%%

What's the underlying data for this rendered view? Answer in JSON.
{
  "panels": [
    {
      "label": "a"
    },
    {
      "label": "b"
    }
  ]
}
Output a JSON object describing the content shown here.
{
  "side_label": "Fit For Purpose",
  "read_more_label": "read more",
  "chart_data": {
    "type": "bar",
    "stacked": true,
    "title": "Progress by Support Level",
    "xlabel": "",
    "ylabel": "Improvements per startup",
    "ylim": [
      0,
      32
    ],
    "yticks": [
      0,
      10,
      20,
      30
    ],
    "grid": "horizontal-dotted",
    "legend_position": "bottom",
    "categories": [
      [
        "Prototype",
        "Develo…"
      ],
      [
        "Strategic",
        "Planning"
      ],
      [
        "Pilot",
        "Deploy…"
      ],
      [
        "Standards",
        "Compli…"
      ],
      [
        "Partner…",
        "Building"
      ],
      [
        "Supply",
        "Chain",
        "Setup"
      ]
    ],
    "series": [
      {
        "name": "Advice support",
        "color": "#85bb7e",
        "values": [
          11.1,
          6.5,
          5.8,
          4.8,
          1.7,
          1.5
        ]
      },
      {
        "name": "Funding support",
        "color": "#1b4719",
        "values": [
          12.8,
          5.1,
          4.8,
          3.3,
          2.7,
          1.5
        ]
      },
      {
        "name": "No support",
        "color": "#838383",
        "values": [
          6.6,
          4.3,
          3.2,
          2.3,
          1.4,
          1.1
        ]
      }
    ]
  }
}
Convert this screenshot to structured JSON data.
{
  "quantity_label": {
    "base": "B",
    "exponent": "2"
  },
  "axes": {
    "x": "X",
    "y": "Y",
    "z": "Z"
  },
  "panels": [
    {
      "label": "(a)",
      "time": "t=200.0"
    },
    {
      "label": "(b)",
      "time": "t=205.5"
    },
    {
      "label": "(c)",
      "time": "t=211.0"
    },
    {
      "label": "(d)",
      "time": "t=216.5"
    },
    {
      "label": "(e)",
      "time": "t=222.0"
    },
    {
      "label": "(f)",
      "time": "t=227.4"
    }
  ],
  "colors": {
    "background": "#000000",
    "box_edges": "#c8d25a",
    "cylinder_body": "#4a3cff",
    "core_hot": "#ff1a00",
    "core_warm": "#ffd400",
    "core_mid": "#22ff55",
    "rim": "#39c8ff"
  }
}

%%

# Work required:
Repeat the material above in full, exactly as it stands.

# Expected answer:
What's the underlying data for this rendered view? Answer in JSON.
{
  "panels": [
    {
      "label": "a"
    },
    {
      "label": "b"
    }
  ]
}
Output a JSON object describing the content shown here.
{
  "side_label": "Fit For Purpose",
  "read_more_label": "read more",
  "chart_data": {
    "type": "bar",
    "stacked": true,
    "title": "Progress by Support Level",
    "xlabel": "",
    "ylabel": "Improvements per startup",
    "ylim": [
      0,
      32
    ],
    "yticks": [
      0,
      10,
      20,
      30
    ],
    "grid": "horizontal-dotted",
    "legend_position": "bottom",
    "categories": [
      [
        "Prototype",
        "Develo…"
      ],
      [
        "Strategic",
        "Planning"
      ],
      [
        "Pilot",
        "Deploy…"
      ],
      [
        "Standards",
        "Compli…"
      ],
      [
        "Partner…",
        "Building"
      ],
      [
        "Supply",
        "Chain",
        "Setup"
      ]
    ],
    "series": [
      {
        "name": "Advice support",
        "color": "#85bb7e",
        "values": [
          11.1,
          6.5,
          5.8,
          4.8,
          1.7,
          1.5
        ]
      },
      {
        "name": "Funding support",
        "color": "#1b4719",
        "values": [
          12.8,
          5.1,
          4.8,
          3.3,
          2.7,
          1.5
        ]
      },
      {
        "name": "No support",
        "color": "#838383",
        "values": [
          6.6,
          4.3,
          3.2,
          2.3,
          1.4,
          1.1
        ]
      }
    ]
  }
}
Convert this screenshot to structured JSON data.
{
  "quantity_label": {
    "base": "B",
    "exponent": "2"
  },
  "axes": {
    "x": "X",
    "y": "Y",
    "z": "Z"
  },
  "panels": [
    {
      "label": "(a)",
      "time": "t=200.0"
    },
    {
      "label": "(b)",
      "time": "t=205.5"
    },
    {
      "label": "(c)",
      "time": "t=211.0"
    },
    {
      "label": "(d)",
      "time": "t=216.5"
    },
    {
      "label": "(e)",
      "time": "t=222.0"
    },
    {
      "label": "(f)",
      "time": "t=227.4"
    }
  ],
  "colors": {
    "background": "#000000",
    "box_edges": "#c8d25a",
    "cylinder_body": "#4a3cff",
    "core_hot": "#ff1a00",
    "core_warm": "#ffd400",
    "core_mid": "#22ff55",
    "rim": "#39c8ff"
  }
}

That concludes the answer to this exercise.